::: The input

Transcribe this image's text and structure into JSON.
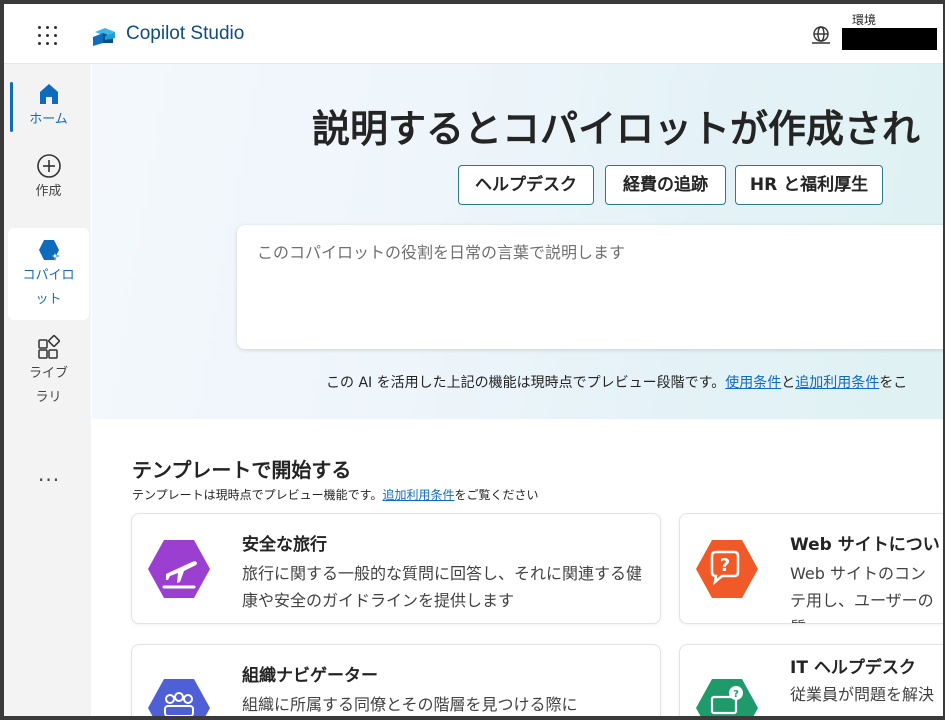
{
  "app": {
    "title": "Copilot Studio"
  },
  "header": {
    "env_label": "環境",
    "env_value": "",
    "icons": [
      "waffle-icon",
      "copilot-studio-logo",
      "globe-icon"
    ]
  },
  "sidebar": {
    "items": [
      {
        "label": "ホーム",
        "icon": "home-icon",
        "active": true
      },
      {
        "label": "作成",
        "icon": "plus-circle-icon"
      },
      {
        "label": "コパイロット",
        "icon": "copilot-icon",
        "selected": true
      },
      {
        "label": "ライブラリ",
        "icon": "library-icon"
      }
    ],
    "more_label": "..."
  },
  "hero": {
    "title": "説明するとコパイロットが作成され",
    "chips": [
      "ヘルプデスク",
      "経費の追跡",
      "HR と福利厚生"
    ],
    "prompt_placeholder": "このコパイロットの役割を日常の言葉で説明します",
    "disclaimer_prefix": "この AI を活用した上記の機能は現時点でプレビュー段階です。",
    "disclaimer_link1": "使用条件",
    "disclaimer_mid": "と",
    "disclaimer_link2": "追加利用条件",
    "disclaimer_suffix": "をこ"
  },
  "templates": {
    "title": "テンプレートで開始する",
    "sub_prefix": "テンプレートは現時点でプレビュー機能です。",
    "sub_link": "追加利用条件",
    "sub_suffix": "をご覧ください",
    "cards": [
      {
        "title": "安全な旅行",
        "desc": "旅行に関する一般的な質問に回答し、それに関連する健康や安全のガイドラインを提供します",
        "icon": "airplane-icon",
        "color": "#9b3fd0"
      },
      {
        "title": "Web サイトについ",
        "desc": "Web サイトのコンテ用し、ユーザーの質",
        "icon": "chat-question-icon",
        "color": "#f05a28"
      },
      {
        "title": "組織ナビゲーター",
        "desc": "組織に所属する同僚とその階層を見つける際に",
        "icon": "people-icon",
        "color": "#4f5fd6"
      },
      {
        "title": "IT ヘルプデスク",
        "desc": "従業員が問題を解決",
        "icon": "laptop-question-icon",
        "color": "#1f9a6b"
      }
    ]
  }
}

::::::

▸ Aim: Using the listing, copy every line where the word "color" shows up.

▸ Full output:
        "color": "#9b3fd0"
        "color": "#f05a28"
        "color": "#4f5fd6"
        "color": "#1f9a6b"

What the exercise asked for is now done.